Dataset listings of figures
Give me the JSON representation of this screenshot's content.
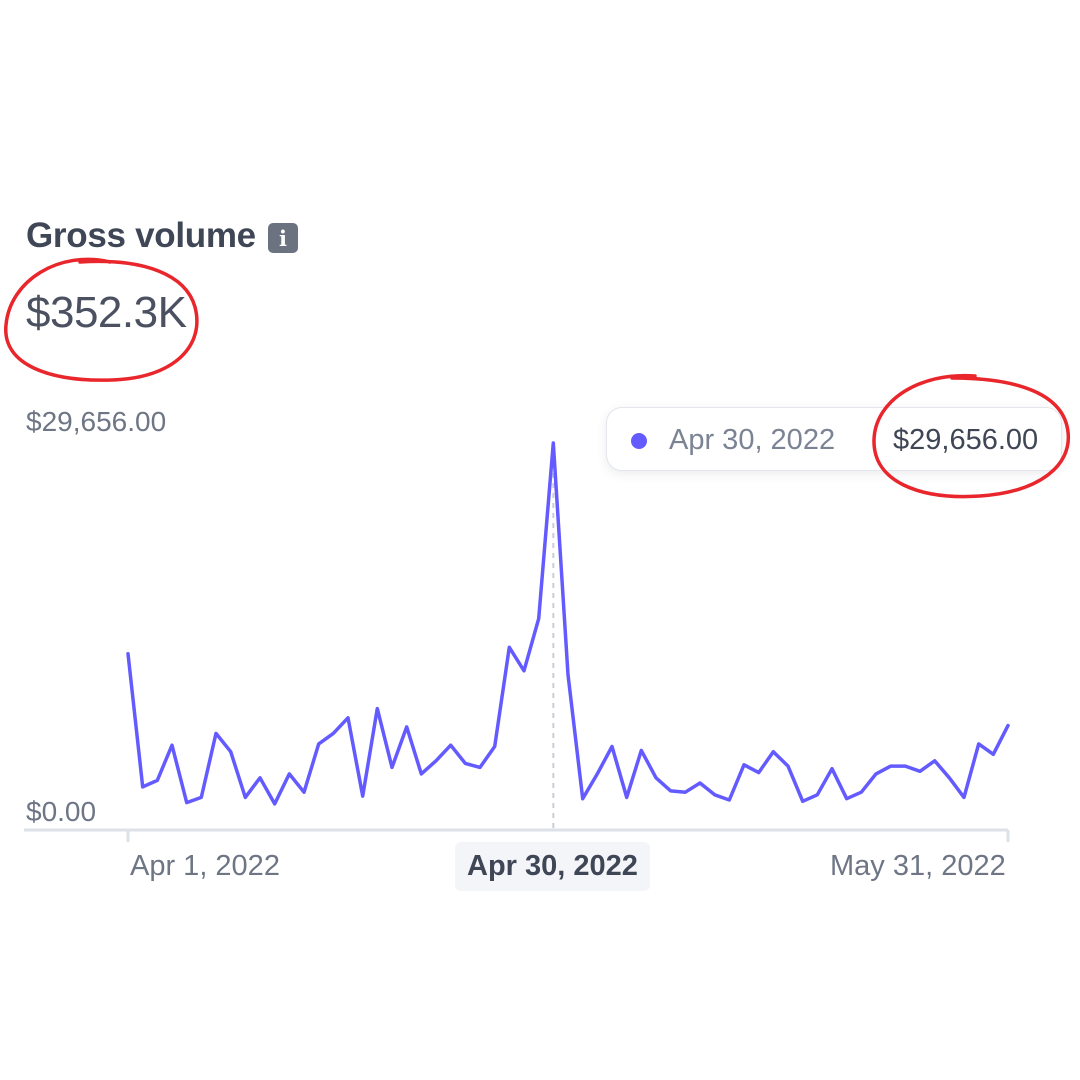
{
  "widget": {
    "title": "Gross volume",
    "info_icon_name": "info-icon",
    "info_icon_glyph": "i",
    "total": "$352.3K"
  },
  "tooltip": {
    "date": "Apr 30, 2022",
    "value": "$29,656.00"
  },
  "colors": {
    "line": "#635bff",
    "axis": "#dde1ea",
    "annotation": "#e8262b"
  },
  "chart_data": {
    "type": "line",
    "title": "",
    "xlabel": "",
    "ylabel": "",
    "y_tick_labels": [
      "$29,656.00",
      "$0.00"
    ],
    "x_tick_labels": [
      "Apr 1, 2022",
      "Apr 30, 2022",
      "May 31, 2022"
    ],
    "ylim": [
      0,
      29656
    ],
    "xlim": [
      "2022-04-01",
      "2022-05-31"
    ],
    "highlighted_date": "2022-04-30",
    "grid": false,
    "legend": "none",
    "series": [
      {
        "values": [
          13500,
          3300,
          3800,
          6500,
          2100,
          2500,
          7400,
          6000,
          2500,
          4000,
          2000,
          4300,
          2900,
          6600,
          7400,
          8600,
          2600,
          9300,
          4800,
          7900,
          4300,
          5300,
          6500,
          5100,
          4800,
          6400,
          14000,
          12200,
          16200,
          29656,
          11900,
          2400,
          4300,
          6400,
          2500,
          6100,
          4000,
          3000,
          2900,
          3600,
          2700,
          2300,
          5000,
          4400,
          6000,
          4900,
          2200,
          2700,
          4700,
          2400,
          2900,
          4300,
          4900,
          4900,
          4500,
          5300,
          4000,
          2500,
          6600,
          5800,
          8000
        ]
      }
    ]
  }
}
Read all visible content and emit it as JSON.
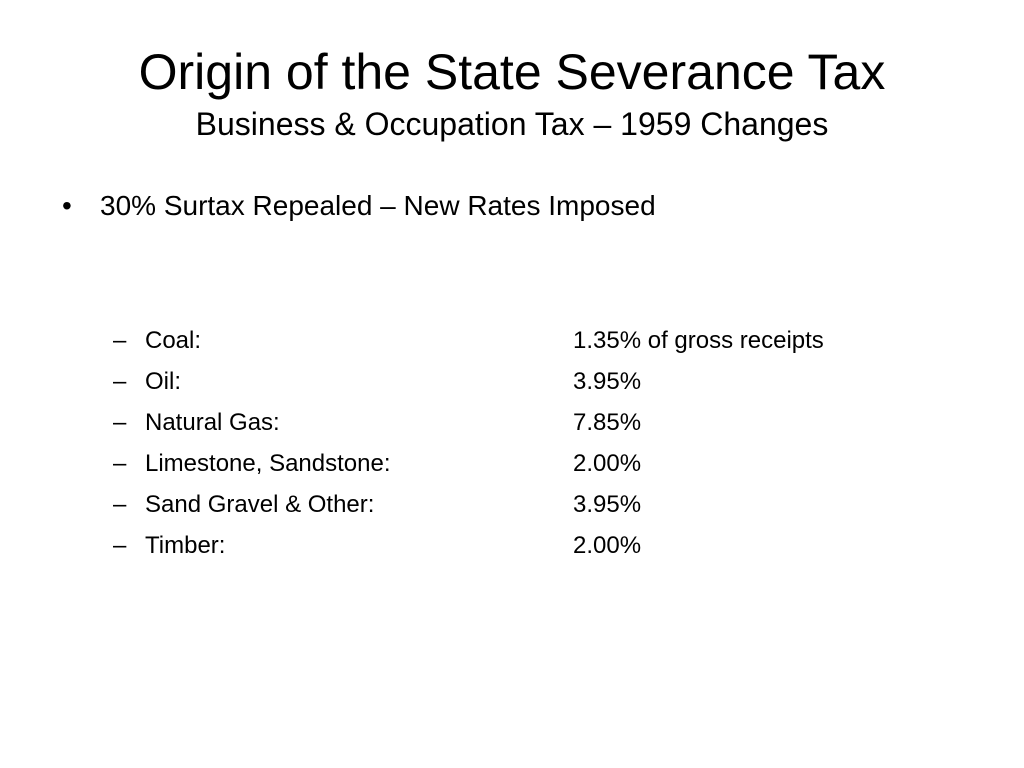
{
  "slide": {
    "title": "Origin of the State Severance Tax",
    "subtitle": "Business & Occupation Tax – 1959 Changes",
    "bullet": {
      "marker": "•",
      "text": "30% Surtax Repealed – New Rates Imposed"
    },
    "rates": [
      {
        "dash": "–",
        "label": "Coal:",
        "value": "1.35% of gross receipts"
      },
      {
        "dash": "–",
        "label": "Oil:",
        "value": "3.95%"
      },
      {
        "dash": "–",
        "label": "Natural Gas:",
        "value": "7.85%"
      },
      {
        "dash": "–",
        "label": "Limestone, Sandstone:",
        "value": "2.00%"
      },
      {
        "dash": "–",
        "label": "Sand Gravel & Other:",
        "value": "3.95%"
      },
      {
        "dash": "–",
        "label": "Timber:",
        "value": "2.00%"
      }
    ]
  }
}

JOB> Your copy should repeat each entry above exactly but contain no pictures.

COMPLETE RESPONSE>
Give me the JSON representation of this screenshot's content.
{
  "widget": {
    "title": "Gross volume",
    "info_icon_name": "info-icon",
    "info_icon_glyph": "i",
    "total": "$352.3K"
  },
  "tooltip": {
    "date": "Apr 30, 2022",
    "value": "$29,656.00"
  },
  "colors": {
    "line": "#635bff",
    "axis": "#dde1ea",
    "annotation": "#e8262b"
  },
  "chart_data": {
    "type": "line",
    "title": "",
    "xlabel": "",
    "ylabel": "",
    "y_tick_labels": [
      "$29,656.00",
      "$0.00"
    ],
    "x_tick_labels": [
      "Apr 1, 2022",
      "Apr 30, 2022",
      "May 31, 2022"
    ],
    "ylim": [
      0,
      29656
    ],
    "xlim": [
      "2022-04-01",
      "2022-05-31"
    ],
    "highlighted_date": "2022-04-30",
    "grid": false,
    "legend": "none",
    "series": [
      {
        "values": [
          13500,
          3300,
          3800,
          6500,
          2100,
          2500,
          7400,
          6000,
          2500,
          4000,
          2000,
          4300,
          2900,
          6600,
          7400,
          8600,
          2600,
          9300,
          4800,
          7900,
          4300,
          5300,
          6500,
          5100,
          4800,
          6400,
          14000,
          12200,
          16200,
          29656,
          11900,
          2400,
          4300,
          6400,
          2500,
          6100,
          4000,
          3000,
          2900,
          3600,
          2700,
          2300,
          5000,
          4400,
          6000,
          4900,
          2200,
          2700,
          4700,
          2400,
          2900,
          4300,
          4900,
          4900,
          4500,
          5300,
          4000,
          2500,
          6600,
          5800,
          8000
        ]
      }
    ]
  }
}
Read all visible content and emit it as JSON.
{
  "slide": {
    "title": "Origin of the State Severance Tax",
    "subtitle": "Business & Occupation Tax – 1959 Changes",
    "bullet": {
      "marker": "•",
      "text": "30% Surtax Repealed – New Rates Imposed"
    },
    "rates": [
      {
        "dash": "–",
        "label": "Coal:",
        "value": "1.35% of gross receipts"
      },
      {
        "dash": "–",
        "label": "Oil:",
        "value": "3.95%"
      },
      {
        "dash": "–",
        "label": "Natural Gas:",
        "value": "7.85%"
      },
      {
        "dash": "–",
        "label": "Limestone, Sandstone:",
        "value": "2.00%"
      },
      {
        "dash": "–",
        "label": "Sand Gravel & Other:",
        "value": "3.95%"
      },
      {
        "dash": "–",
        "label": "Timber:",
        "value": "2.00%"
      }
    ]
  }
}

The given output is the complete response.